*Aim*.
Show all lines of the listing that hold the word "shop".

*Entries supplied*.

[start]

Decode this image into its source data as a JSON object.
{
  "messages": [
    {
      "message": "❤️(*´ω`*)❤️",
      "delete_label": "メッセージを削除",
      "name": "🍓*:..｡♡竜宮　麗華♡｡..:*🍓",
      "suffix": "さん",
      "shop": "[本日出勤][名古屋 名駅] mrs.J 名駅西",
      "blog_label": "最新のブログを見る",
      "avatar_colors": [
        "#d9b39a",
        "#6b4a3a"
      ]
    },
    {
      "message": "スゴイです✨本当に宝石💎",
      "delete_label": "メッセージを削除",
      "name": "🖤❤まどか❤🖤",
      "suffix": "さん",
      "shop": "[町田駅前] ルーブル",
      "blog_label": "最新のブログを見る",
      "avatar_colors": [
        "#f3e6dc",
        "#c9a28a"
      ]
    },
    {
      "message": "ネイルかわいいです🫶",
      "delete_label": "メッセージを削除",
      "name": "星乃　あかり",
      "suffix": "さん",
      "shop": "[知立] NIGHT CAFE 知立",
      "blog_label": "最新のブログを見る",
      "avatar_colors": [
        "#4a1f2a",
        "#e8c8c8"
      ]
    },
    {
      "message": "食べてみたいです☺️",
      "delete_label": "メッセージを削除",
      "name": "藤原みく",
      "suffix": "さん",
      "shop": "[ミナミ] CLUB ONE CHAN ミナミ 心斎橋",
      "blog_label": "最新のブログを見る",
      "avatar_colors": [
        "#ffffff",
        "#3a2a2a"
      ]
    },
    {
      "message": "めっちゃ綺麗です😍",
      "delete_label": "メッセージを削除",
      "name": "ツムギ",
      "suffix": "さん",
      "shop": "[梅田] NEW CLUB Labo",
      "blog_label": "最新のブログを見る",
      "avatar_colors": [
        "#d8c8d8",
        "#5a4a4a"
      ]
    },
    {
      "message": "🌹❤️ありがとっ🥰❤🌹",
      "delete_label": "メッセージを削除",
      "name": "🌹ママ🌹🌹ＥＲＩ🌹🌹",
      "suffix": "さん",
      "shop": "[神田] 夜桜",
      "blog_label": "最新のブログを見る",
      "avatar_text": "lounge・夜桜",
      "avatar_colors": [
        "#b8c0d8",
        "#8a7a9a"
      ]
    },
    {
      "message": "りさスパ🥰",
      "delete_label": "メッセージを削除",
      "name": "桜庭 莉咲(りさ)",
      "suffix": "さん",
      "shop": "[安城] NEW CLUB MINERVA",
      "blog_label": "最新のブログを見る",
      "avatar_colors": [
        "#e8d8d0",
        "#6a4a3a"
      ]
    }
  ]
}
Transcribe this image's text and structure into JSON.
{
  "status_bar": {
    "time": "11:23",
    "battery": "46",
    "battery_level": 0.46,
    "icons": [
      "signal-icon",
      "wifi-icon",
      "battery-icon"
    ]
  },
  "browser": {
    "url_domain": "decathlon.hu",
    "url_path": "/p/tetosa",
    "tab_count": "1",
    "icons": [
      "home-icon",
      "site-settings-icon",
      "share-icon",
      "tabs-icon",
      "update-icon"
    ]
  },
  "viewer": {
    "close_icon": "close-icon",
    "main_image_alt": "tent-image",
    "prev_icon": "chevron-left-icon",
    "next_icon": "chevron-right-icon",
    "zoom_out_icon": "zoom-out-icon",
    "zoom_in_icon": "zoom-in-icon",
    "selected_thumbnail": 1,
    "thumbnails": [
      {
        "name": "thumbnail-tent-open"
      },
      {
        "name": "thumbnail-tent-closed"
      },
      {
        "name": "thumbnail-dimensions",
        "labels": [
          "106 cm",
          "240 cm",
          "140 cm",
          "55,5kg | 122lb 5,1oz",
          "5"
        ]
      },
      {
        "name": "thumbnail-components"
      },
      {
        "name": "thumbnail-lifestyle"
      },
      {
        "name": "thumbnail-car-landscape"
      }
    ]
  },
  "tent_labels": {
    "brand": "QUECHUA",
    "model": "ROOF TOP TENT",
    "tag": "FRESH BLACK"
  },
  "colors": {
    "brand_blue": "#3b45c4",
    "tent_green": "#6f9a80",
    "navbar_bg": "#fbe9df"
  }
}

[end]

*Solution*.
      "shop": "[本日出勤][名古屋 名駅] mrs.J 名駅西",
      "shop": "[町田駅前] ルーブル",
      "shop": "[知立] NIGHT CAFE 知立",
      "shop": "[ミナミ] CLUB ONE CHAN ミナミ 心斎橋",
      "shop": "[梅田] NEW CLUB Labo",
      "shop": "[神田] 夜桜",
      "shop": "[安城] NEW CLUB MINERVA",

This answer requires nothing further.